## begin DATA TO USE

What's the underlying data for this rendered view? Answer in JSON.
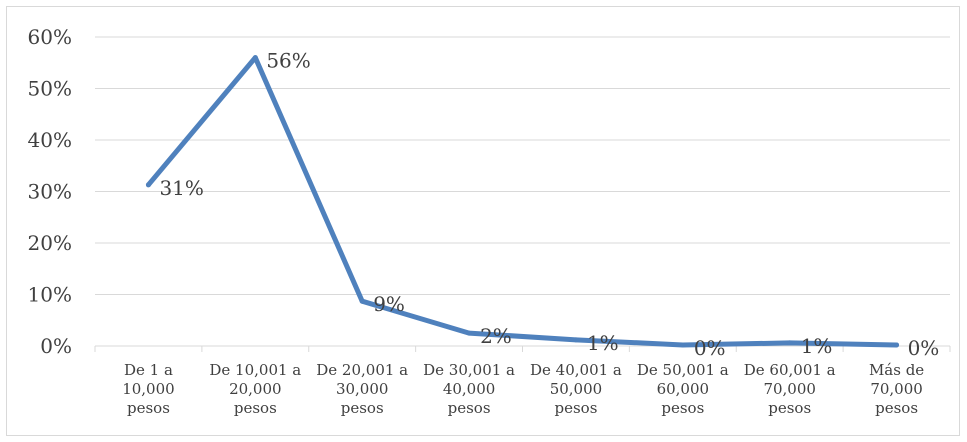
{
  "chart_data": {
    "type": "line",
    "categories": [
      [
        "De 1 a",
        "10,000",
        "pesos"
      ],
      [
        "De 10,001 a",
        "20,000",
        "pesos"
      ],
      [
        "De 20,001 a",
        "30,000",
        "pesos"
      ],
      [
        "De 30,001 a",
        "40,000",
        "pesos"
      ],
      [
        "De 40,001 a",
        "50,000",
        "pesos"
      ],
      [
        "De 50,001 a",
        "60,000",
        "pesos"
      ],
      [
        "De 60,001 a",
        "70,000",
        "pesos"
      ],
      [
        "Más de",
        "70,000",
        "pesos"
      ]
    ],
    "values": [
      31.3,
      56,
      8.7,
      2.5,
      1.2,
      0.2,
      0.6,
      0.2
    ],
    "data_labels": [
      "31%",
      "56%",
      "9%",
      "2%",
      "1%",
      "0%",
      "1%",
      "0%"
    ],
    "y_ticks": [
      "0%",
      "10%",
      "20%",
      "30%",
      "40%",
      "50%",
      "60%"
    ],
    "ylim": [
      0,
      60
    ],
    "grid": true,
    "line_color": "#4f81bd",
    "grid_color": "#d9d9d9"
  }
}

## end DATA TO USE
## begin DATA TO USE

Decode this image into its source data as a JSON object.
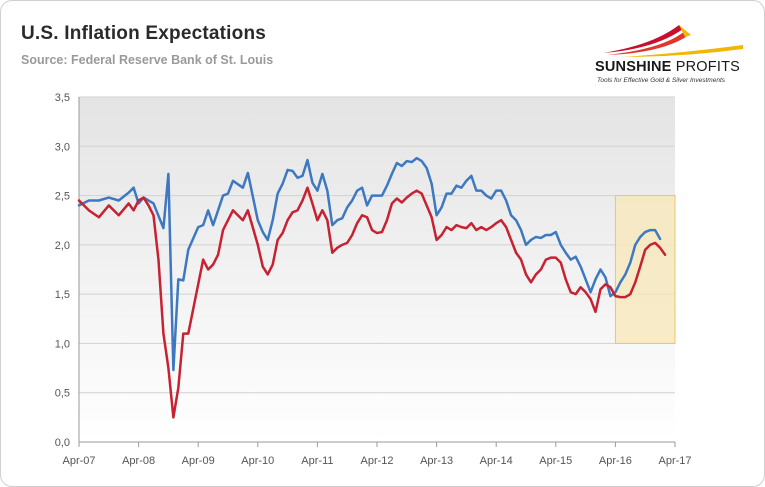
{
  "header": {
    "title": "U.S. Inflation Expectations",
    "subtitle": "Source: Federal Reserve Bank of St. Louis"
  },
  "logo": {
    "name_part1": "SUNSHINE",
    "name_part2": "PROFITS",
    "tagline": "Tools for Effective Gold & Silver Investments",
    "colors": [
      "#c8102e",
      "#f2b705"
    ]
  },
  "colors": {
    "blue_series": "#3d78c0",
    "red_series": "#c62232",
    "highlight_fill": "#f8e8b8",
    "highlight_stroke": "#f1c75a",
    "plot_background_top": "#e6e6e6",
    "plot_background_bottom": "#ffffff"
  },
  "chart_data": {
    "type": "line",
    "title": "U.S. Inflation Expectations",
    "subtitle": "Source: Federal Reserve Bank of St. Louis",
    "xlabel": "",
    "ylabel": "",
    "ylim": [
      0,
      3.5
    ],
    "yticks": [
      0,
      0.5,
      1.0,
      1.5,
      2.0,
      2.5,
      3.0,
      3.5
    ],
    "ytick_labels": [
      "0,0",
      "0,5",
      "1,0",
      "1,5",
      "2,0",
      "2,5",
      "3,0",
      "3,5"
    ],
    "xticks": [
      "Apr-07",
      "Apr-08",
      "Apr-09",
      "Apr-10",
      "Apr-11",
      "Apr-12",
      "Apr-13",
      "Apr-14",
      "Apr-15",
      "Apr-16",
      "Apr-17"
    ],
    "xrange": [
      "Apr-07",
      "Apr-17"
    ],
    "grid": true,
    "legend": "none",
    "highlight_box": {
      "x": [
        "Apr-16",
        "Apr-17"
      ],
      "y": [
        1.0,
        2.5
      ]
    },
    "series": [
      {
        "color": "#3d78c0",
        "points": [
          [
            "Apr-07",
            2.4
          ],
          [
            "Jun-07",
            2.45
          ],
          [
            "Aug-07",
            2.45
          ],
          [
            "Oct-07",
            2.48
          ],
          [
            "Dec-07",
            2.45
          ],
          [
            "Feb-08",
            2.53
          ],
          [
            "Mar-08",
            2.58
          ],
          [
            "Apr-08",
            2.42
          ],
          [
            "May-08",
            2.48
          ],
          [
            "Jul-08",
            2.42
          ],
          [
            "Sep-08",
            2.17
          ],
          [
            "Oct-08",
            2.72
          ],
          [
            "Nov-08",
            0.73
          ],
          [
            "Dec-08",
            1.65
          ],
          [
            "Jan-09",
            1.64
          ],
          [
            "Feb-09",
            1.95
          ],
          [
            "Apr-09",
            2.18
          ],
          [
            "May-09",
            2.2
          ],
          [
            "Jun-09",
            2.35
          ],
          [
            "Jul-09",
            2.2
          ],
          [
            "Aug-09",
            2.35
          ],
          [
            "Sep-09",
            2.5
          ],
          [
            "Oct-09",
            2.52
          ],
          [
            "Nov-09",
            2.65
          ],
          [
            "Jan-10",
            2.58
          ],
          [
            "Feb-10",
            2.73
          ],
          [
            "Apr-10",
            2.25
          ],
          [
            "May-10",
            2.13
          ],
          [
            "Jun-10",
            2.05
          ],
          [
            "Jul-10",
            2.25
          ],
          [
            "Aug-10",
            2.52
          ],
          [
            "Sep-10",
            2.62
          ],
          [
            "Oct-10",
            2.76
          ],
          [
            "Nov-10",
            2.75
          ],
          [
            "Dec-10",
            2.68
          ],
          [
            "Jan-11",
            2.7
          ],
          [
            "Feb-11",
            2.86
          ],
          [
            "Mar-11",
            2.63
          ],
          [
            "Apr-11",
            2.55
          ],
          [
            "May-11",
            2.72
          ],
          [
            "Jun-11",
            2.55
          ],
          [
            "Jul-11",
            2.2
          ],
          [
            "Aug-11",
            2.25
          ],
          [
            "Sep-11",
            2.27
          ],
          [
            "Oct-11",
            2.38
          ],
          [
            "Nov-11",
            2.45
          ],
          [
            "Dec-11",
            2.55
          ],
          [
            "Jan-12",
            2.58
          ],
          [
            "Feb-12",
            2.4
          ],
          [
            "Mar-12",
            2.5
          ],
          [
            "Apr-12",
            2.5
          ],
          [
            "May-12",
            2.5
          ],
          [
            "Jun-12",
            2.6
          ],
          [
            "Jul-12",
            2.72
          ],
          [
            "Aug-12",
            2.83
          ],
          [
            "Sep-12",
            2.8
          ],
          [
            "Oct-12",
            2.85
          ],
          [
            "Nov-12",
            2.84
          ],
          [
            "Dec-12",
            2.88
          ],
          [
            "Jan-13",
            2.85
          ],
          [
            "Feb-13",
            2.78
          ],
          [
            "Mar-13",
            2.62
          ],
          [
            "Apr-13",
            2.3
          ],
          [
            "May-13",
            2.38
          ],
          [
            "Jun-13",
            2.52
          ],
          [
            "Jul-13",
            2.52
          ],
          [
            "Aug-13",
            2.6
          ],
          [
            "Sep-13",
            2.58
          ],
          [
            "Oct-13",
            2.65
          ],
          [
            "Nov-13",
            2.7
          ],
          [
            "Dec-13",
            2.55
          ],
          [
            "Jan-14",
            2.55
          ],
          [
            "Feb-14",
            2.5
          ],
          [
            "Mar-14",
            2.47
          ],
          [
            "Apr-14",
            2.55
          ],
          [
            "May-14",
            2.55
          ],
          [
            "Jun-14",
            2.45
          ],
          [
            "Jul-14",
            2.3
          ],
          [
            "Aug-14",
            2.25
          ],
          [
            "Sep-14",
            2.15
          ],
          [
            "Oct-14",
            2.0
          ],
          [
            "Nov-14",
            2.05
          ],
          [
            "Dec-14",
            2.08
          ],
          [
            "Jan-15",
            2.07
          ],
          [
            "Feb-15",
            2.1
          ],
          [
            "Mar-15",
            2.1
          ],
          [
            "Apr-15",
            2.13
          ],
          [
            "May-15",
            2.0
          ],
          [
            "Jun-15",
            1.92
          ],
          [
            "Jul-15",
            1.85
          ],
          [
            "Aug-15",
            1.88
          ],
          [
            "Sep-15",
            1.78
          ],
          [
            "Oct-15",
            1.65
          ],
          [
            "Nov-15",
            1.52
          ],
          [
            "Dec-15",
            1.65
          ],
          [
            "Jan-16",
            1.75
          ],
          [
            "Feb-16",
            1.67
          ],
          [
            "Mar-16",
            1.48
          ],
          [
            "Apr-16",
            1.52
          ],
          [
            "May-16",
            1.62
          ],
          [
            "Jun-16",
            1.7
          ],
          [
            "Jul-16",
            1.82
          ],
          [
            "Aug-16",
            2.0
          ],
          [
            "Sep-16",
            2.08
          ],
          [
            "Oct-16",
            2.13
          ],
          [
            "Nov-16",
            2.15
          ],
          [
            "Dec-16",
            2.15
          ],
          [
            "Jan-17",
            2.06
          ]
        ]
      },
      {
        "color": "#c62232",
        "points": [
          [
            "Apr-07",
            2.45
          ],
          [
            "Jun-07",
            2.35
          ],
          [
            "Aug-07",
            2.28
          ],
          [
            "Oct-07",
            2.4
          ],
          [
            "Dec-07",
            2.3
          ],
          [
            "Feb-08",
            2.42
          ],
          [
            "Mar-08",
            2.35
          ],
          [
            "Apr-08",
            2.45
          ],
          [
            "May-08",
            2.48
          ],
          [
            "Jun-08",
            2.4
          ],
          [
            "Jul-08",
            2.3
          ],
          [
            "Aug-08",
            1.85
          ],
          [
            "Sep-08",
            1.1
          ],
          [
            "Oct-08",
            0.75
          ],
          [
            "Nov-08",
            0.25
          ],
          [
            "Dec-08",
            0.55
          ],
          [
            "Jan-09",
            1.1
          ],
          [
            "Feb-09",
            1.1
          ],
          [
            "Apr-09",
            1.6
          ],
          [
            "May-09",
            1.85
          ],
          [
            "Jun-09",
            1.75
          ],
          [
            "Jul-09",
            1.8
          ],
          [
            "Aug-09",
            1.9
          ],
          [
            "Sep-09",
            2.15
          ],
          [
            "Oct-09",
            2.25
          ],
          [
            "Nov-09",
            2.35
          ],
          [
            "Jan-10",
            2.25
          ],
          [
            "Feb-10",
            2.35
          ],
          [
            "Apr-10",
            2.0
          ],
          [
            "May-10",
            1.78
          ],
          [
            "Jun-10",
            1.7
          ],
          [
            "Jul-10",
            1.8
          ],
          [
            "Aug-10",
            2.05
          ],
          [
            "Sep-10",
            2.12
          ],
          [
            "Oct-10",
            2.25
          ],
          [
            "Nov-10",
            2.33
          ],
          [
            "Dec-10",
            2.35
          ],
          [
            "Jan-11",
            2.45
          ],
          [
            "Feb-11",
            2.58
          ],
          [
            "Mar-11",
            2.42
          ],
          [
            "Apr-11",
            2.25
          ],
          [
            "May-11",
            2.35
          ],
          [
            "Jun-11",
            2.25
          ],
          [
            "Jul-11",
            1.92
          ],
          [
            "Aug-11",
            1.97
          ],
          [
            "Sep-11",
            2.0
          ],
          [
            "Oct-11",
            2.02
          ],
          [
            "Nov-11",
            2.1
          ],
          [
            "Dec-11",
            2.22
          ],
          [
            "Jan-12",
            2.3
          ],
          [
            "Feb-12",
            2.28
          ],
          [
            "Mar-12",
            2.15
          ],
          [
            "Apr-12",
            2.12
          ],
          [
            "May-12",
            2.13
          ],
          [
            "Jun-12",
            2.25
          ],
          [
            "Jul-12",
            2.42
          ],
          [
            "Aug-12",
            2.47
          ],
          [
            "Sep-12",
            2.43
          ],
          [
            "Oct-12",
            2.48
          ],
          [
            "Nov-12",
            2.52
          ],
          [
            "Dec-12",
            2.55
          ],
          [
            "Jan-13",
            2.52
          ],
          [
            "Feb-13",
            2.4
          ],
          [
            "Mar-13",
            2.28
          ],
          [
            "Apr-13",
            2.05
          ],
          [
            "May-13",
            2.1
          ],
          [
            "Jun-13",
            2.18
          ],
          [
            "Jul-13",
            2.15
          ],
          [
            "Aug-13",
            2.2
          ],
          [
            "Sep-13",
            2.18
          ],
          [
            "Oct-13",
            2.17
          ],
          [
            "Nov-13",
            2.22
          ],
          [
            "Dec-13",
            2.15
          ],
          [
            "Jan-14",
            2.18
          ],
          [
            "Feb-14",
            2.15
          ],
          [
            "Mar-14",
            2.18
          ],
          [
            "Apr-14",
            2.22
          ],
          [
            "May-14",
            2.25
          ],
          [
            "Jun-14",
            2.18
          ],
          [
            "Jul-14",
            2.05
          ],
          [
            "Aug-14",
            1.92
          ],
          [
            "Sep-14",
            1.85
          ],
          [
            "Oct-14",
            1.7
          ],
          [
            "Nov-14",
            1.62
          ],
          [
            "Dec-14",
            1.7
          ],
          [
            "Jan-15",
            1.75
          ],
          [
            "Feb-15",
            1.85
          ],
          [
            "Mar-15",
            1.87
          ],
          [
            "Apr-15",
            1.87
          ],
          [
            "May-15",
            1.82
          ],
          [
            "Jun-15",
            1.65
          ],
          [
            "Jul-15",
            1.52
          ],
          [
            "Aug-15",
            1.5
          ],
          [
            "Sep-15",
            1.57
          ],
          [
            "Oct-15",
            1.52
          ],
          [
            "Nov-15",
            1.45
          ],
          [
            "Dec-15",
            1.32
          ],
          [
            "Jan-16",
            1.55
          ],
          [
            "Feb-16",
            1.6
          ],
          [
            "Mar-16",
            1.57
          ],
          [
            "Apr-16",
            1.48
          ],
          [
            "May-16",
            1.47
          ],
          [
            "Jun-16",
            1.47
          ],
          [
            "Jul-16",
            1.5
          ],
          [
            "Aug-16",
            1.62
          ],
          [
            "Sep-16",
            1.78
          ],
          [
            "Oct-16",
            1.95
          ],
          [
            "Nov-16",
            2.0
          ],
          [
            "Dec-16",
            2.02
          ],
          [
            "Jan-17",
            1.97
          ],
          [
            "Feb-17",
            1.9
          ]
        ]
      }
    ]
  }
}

## end DATA TO USE
## begin DATA TO USE

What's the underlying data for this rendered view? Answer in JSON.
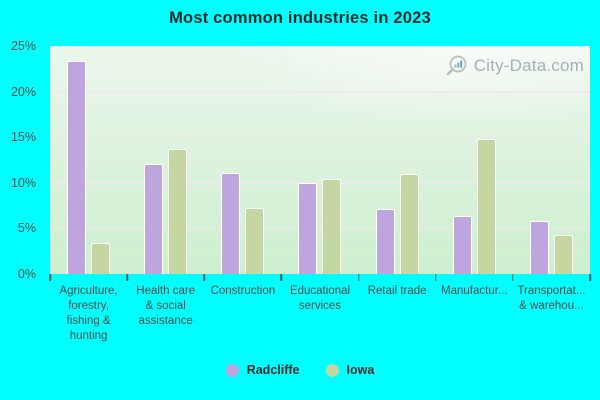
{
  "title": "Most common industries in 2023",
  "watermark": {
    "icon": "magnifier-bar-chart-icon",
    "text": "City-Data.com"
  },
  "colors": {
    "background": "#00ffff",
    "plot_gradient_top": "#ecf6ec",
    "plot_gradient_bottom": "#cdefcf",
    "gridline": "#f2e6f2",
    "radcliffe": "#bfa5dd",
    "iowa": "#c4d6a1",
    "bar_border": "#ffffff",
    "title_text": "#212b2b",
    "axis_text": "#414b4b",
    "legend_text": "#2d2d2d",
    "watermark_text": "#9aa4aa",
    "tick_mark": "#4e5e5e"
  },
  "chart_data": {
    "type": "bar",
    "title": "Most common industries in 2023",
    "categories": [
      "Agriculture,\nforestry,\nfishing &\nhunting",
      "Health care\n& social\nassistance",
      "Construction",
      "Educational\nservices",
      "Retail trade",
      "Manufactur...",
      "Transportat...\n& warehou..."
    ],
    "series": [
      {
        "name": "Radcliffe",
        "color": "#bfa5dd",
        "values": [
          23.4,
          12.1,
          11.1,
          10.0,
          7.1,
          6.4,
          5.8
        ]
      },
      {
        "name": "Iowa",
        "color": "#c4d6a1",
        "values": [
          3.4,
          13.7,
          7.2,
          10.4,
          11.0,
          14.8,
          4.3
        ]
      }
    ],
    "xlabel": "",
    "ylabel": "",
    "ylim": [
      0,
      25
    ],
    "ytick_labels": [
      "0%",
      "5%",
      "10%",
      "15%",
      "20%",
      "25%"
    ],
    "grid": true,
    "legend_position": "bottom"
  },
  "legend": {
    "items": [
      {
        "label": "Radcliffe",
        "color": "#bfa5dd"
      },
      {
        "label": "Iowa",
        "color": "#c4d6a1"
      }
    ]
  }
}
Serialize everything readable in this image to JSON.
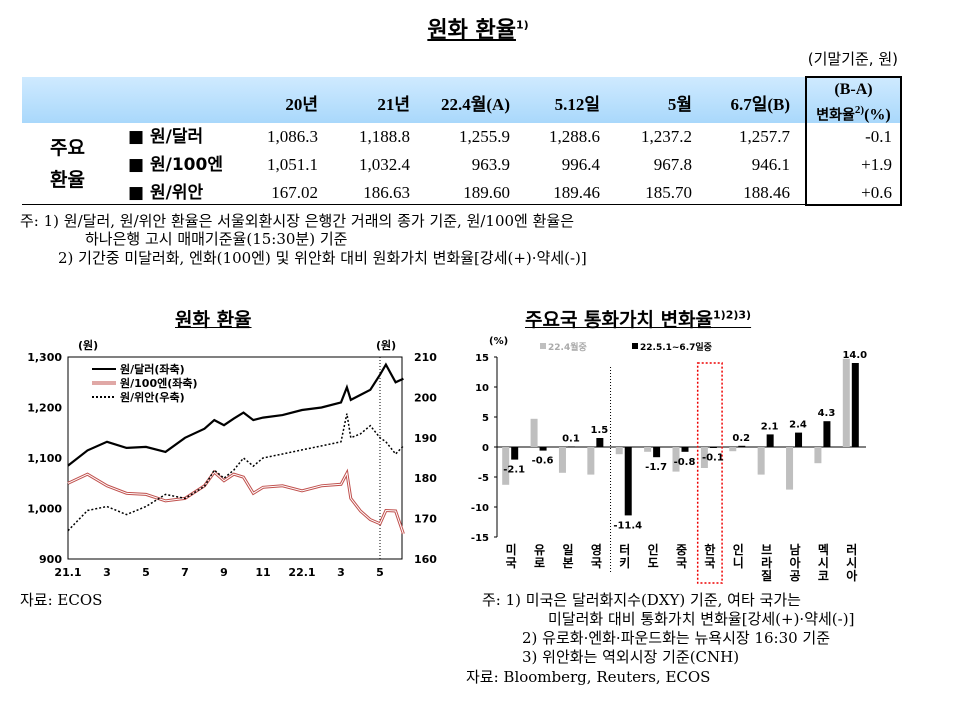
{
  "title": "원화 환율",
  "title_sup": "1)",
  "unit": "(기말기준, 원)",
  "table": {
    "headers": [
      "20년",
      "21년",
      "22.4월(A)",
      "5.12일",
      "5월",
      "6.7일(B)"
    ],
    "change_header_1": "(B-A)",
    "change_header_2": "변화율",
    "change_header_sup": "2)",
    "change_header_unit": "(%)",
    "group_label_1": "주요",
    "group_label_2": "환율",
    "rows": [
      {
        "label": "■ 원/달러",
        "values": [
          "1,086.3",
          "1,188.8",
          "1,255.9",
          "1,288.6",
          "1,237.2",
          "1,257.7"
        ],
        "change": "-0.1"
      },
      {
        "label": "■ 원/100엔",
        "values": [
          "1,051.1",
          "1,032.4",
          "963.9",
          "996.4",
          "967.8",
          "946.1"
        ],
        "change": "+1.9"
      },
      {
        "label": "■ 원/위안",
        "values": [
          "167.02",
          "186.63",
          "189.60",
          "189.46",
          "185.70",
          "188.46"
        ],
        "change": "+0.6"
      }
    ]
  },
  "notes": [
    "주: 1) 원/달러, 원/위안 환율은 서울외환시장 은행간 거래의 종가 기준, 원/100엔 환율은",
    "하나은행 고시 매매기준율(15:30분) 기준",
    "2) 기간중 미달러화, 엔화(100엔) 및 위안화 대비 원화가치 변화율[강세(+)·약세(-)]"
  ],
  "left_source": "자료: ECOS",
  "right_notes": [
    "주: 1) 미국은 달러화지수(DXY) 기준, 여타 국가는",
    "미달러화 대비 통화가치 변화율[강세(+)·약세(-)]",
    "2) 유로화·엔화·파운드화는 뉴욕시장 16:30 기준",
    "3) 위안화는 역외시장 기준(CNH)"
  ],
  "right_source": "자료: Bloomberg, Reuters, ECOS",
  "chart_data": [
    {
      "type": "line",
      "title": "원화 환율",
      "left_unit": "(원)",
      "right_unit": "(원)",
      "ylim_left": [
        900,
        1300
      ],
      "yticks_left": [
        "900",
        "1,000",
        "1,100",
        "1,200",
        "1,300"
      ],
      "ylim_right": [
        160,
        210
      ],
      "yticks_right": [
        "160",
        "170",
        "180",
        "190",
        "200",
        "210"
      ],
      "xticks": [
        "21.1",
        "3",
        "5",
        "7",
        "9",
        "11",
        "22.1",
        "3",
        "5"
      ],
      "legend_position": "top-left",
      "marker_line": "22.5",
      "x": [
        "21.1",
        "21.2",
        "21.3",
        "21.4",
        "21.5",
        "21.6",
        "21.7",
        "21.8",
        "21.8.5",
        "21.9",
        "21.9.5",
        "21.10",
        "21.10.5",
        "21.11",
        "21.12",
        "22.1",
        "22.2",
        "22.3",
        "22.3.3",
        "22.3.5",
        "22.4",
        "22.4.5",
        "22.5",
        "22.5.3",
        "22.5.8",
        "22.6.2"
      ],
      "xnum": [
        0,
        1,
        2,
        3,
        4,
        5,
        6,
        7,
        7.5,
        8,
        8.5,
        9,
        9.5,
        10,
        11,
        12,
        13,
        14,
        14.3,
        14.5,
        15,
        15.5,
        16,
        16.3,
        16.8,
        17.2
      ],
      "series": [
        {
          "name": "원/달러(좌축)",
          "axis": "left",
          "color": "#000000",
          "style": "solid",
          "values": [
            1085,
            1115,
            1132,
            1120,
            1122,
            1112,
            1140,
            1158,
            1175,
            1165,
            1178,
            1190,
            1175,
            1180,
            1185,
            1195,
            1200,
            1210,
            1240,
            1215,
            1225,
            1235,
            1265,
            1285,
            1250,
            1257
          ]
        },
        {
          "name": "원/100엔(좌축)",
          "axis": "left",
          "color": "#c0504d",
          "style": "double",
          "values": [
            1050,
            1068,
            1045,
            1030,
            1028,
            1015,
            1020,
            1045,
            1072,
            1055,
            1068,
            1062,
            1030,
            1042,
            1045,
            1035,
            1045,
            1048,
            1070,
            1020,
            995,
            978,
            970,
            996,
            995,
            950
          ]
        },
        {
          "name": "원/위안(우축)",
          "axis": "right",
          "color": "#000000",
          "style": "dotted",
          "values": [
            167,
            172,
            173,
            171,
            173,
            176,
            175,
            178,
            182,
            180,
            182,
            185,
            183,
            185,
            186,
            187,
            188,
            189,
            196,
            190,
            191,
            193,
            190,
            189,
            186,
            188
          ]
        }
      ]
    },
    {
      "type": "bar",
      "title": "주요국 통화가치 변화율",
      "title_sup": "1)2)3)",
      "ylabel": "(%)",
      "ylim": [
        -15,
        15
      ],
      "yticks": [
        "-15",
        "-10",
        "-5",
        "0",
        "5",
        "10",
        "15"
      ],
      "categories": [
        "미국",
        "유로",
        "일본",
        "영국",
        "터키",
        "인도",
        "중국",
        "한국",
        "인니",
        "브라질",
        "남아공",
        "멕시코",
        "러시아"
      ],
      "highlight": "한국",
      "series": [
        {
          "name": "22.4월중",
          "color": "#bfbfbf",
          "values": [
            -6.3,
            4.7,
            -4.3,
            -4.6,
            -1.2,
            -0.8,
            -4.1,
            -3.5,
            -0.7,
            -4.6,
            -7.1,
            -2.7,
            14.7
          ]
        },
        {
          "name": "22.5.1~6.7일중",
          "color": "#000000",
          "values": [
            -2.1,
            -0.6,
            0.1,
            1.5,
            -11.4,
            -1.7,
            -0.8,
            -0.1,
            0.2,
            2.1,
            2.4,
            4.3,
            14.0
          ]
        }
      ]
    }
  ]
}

## end DATA TO USE

> [REQUIRED WORK]
Look for "industries" and pull out every line that has it.

> [RESPONSE TO THE TASK]
  "title": "Most common industries in 2023",
    "title": "Most common industries in 2023",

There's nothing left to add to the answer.